■ EXCERPTED RECORDS ■

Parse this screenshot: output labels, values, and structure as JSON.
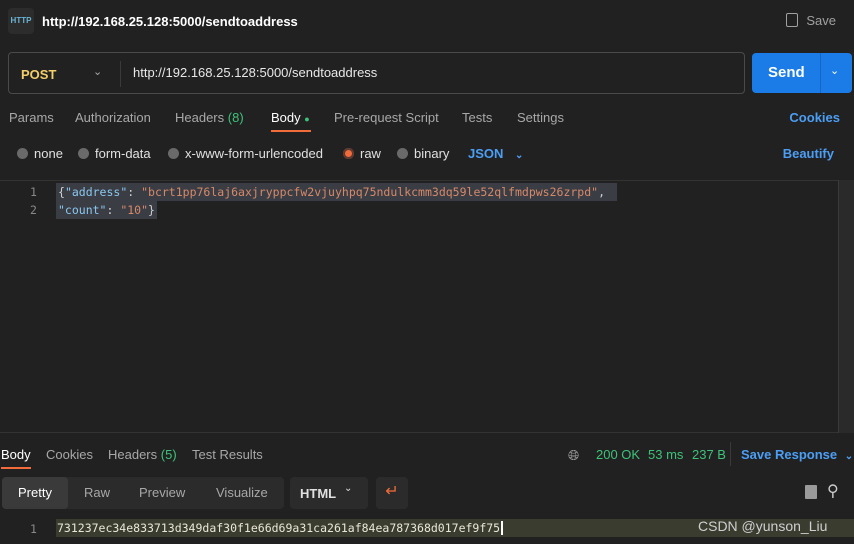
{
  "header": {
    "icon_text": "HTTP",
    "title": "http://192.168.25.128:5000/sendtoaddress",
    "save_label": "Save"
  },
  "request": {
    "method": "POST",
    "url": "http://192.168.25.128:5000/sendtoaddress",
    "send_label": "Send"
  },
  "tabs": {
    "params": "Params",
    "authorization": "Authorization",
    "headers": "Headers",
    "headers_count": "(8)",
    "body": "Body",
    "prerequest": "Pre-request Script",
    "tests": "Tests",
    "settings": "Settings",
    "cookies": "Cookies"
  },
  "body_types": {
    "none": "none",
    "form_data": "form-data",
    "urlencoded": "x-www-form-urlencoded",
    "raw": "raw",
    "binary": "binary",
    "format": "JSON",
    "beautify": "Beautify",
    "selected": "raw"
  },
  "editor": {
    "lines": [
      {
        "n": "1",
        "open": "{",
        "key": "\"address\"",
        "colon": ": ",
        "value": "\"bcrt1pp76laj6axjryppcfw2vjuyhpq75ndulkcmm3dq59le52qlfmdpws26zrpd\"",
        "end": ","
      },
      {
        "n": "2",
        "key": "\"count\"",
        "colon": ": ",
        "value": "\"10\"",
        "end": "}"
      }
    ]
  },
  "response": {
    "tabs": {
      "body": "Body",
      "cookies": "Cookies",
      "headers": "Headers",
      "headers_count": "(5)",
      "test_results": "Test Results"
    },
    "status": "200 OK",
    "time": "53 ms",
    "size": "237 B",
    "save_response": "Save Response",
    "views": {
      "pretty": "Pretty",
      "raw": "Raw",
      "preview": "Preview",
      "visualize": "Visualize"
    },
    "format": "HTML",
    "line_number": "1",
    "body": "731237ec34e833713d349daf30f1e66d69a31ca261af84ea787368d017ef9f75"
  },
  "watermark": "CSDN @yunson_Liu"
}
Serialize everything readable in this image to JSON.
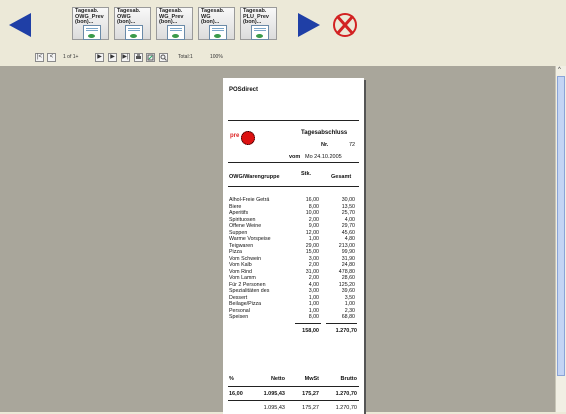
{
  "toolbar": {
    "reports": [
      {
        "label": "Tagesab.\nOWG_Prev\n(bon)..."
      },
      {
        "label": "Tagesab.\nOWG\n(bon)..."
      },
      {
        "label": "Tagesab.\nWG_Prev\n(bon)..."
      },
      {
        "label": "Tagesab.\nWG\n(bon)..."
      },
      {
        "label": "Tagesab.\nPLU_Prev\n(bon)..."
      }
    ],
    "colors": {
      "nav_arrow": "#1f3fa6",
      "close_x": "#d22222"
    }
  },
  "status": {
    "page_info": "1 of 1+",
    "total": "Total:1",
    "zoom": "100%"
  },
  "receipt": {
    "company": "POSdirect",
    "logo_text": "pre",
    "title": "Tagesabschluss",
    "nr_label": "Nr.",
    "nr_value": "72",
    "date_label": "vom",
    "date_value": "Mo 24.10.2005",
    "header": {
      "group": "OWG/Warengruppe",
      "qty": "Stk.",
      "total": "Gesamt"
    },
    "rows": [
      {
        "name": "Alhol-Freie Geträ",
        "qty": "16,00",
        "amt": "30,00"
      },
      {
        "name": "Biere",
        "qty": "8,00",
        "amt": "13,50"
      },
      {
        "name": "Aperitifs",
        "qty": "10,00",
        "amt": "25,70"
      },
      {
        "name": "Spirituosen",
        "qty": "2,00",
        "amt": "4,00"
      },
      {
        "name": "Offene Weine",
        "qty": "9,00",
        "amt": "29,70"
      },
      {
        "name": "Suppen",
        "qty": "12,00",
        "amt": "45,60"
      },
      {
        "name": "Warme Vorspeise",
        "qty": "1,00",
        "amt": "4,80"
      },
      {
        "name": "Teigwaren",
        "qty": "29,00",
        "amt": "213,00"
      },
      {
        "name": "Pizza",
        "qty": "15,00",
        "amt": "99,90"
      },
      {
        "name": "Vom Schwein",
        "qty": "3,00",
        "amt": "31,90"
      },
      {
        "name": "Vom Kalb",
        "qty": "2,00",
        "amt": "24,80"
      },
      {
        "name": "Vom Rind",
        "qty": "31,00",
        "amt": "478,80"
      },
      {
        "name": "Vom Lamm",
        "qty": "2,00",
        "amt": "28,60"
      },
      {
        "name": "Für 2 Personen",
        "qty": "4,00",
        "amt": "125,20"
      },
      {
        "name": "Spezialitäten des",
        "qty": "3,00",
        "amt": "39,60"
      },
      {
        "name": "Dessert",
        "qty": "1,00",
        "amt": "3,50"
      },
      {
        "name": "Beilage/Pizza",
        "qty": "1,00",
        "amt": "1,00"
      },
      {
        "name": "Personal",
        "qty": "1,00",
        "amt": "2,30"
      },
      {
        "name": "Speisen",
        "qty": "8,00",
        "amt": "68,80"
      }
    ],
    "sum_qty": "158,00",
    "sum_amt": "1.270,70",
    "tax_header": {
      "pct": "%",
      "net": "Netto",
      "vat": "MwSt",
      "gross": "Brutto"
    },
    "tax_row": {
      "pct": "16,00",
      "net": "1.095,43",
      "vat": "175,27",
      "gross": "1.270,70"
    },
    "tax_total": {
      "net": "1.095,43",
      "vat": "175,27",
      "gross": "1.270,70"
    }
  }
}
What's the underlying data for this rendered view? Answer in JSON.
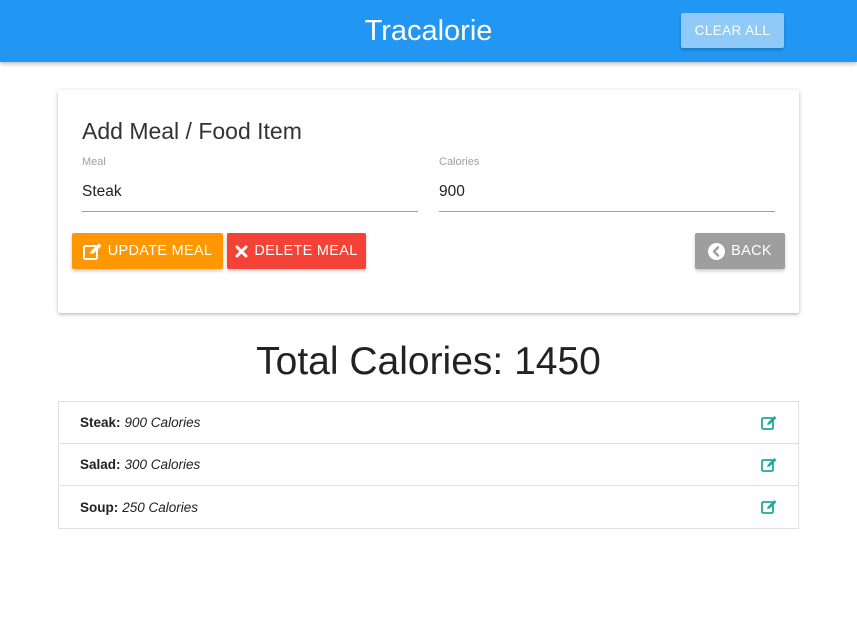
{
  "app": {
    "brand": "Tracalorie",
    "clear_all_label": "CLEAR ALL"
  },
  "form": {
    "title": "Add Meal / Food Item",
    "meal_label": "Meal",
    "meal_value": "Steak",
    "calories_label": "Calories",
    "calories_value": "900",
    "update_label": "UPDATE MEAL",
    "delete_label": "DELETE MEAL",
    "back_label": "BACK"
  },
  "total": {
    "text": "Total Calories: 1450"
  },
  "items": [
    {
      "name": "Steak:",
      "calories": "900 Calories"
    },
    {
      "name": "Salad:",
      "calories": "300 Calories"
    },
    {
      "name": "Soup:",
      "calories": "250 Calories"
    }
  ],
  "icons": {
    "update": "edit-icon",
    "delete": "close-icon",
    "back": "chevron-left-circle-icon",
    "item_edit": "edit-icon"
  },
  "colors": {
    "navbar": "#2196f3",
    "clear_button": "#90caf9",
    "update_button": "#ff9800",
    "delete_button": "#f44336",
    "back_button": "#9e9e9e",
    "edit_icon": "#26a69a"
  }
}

■ TASK BRIEF ■
Only lines with the string "title" belong in your answer; copy each one.

■ EXERCISE SOLUTION ■
    "title": "http://192.168.25.128:5000/sendtoaddress",
    "title": "Tagesabschluss",
    "title": "Add Meal / Food Item",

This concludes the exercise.